→ Records to process:
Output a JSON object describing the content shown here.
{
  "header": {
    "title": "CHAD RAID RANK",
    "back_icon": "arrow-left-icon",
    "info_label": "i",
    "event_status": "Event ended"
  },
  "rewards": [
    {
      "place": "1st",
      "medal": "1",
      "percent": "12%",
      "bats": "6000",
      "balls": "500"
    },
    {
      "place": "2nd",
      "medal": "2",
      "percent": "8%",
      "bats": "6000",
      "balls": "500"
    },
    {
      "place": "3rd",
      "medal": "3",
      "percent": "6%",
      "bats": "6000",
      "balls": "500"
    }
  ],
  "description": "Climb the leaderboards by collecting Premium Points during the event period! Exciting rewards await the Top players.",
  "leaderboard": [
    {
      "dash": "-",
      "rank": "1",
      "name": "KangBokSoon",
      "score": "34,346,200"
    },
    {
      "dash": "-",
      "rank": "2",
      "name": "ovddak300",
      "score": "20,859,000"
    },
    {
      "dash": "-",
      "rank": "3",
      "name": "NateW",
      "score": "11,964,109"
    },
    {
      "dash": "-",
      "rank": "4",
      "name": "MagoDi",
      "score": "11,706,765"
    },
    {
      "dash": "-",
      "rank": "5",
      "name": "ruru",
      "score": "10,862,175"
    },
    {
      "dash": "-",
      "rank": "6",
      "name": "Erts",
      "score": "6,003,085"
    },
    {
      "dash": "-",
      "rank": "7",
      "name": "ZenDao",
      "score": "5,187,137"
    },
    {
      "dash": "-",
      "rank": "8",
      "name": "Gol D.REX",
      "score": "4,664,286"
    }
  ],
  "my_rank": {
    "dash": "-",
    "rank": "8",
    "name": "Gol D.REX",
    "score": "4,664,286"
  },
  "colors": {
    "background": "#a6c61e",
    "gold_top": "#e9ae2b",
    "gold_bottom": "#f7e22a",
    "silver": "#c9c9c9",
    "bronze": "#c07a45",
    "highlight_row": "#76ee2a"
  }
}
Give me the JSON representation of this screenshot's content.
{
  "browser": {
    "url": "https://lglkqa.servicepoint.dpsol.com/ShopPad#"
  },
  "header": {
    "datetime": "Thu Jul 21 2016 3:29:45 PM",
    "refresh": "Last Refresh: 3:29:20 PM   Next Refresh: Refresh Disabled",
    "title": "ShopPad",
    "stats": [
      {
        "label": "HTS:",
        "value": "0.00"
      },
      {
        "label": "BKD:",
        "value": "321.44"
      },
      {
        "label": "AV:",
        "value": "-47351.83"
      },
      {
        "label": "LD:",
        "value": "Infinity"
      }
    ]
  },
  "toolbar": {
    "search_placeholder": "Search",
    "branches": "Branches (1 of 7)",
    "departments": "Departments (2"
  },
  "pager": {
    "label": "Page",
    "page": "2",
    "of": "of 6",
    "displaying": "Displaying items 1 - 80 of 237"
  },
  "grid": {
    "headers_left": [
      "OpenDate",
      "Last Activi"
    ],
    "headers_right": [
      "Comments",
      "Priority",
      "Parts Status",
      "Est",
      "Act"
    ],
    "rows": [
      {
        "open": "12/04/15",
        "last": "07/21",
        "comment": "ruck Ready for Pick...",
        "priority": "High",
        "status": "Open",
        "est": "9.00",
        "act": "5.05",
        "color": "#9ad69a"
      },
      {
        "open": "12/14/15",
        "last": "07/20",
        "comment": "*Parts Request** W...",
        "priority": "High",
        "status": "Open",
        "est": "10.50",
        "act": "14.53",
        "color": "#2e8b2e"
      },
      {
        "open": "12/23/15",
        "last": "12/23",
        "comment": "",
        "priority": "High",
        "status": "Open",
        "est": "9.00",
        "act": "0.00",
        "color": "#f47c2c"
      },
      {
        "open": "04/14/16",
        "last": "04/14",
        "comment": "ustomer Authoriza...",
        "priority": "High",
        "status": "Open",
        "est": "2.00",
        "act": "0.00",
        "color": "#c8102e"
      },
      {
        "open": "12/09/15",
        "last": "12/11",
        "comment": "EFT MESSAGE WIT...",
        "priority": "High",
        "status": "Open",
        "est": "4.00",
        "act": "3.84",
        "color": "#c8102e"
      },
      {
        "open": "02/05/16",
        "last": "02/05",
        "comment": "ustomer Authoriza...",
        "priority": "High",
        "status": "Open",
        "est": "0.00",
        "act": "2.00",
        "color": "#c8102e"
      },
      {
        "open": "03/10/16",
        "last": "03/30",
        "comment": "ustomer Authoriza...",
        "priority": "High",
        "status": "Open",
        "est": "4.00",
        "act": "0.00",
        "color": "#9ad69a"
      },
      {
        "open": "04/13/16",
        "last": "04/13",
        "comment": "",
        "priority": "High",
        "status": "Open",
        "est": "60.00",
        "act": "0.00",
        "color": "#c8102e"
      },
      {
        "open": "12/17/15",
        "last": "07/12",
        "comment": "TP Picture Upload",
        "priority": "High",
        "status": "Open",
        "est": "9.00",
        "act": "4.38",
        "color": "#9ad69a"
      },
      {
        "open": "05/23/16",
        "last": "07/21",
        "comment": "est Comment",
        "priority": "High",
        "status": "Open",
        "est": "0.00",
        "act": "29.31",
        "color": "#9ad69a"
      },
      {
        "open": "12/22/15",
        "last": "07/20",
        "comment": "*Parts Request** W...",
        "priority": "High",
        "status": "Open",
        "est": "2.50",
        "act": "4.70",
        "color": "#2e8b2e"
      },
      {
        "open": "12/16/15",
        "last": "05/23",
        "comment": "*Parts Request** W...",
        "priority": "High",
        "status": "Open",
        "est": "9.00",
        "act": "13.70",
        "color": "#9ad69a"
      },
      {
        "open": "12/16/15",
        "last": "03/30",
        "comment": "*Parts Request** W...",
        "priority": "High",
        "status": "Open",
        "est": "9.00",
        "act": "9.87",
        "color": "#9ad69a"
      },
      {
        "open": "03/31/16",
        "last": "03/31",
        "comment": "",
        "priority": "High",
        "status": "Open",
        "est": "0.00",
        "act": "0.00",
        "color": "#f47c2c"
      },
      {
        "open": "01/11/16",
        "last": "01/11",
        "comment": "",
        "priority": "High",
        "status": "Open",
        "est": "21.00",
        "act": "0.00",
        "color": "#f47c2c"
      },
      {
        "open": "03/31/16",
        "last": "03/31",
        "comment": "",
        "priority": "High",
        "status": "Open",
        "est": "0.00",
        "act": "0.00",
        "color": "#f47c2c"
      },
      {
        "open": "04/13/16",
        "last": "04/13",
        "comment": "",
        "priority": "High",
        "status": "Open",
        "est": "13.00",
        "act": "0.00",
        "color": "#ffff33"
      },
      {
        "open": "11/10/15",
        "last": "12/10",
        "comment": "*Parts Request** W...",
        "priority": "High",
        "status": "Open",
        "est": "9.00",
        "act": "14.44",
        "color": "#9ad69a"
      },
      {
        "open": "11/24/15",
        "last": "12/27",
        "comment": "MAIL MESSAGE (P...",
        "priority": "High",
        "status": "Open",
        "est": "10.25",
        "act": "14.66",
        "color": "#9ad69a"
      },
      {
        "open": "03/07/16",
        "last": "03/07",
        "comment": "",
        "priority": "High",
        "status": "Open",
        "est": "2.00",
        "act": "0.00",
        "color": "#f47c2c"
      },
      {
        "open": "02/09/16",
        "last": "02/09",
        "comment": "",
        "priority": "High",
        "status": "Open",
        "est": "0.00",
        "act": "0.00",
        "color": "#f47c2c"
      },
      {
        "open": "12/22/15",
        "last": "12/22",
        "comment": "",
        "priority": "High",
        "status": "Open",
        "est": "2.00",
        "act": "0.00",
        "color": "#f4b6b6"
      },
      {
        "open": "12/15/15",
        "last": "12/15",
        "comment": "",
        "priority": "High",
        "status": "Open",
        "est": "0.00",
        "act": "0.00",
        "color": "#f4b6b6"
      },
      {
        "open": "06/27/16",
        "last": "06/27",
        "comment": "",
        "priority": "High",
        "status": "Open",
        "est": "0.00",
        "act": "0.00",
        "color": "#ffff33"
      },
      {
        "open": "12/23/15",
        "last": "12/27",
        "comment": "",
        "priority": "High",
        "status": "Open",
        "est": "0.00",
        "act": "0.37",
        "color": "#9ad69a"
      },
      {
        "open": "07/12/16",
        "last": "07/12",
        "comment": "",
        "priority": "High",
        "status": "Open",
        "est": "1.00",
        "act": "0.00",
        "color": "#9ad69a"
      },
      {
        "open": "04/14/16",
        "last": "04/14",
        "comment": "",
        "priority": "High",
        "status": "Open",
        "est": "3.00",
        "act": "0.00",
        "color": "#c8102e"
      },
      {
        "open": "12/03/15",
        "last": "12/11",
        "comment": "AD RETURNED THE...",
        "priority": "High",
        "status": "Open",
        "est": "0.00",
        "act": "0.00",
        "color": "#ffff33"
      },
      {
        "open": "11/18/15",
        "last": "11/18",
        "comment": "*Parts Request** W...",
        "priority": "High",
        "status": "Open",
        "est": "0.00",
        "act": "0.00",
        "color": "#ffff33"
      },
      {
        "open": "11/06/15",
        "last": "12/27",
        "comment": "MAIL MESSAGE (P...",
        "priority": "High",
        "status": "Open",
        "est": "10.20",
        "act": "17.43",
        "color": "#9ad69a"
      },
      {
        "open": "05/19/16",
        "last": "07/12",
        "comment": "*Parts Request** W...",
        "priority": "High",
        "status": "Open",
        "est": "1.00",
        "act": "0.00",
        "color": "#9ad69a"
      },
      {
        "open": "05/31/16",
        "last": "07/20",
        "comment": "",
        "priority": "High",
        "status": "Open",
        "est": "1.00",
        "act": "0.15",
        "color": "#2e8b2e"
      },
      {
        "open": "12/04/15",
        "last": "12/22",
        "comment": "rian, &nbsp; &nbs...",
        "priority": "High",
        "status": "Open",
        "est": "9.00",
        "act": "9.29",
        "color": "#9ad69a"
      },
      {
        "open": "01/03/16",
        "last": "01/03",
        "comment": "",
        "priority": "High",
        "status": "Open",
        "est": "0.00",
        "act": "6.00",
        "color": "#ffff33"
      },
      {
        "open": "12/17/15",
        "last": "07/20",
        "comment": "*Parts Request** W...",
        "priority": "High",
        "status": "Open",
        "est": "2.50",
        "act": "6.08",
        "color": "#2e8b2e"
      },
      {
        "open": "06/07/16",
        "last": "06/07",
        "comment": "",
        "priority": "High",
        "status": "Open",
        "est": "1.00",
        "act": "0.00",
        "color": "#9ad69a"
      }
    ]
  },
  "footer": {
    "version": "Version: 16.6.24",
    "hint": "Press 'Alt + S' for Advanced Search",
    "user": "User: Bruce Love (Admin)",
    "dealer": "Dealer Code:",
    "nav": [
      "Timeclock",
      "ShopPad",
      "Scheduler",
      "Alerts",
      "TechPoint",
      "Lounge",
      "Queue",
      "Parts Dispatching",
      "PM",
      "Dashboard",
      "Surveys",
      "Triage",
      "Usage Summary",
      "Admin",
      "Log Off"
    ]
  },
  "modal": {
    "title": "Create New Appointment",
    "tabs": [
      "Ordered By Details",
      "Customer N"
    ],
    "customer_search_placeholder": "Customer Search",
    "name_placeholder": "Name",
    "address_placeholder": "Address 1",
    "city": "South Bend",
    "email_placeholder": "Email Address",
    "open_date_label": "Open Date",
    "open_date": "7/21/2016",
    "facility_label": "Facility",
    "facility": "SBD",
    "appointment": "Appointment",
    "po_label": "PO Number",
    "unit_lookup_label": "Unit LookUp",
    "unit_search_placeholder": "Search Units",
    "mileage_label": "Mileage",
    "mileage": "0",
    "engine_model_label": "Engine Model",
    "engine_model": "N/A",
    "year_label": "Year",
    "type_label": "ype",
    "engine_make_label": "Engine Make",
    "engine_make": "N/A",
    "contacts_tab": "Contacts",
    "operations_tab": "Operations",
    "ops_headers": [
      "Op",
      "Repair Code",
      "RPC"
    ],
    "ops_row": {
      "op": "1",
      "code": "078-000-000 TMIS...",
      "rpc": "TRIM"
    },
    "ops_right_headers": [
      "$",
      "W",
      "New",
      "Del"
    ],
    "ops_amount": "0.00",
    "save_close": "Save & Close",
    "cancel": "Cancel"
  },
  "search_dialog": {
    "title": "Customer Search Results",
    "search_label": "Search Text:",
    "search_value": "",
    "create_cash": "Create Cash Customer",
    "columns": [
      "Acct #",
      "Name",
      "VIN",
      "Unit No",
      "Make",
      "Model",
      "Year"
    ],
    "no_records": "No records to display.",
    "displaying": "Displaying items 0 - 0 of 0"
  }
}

→ Aim: Pick out all lines from the data above in which the word "Displaying" appears.

→ Exercise response:
    "displaying": "Displaying items 1 - 80 of 237"
    "displaying": "Displaying items 0 - 0 of 0"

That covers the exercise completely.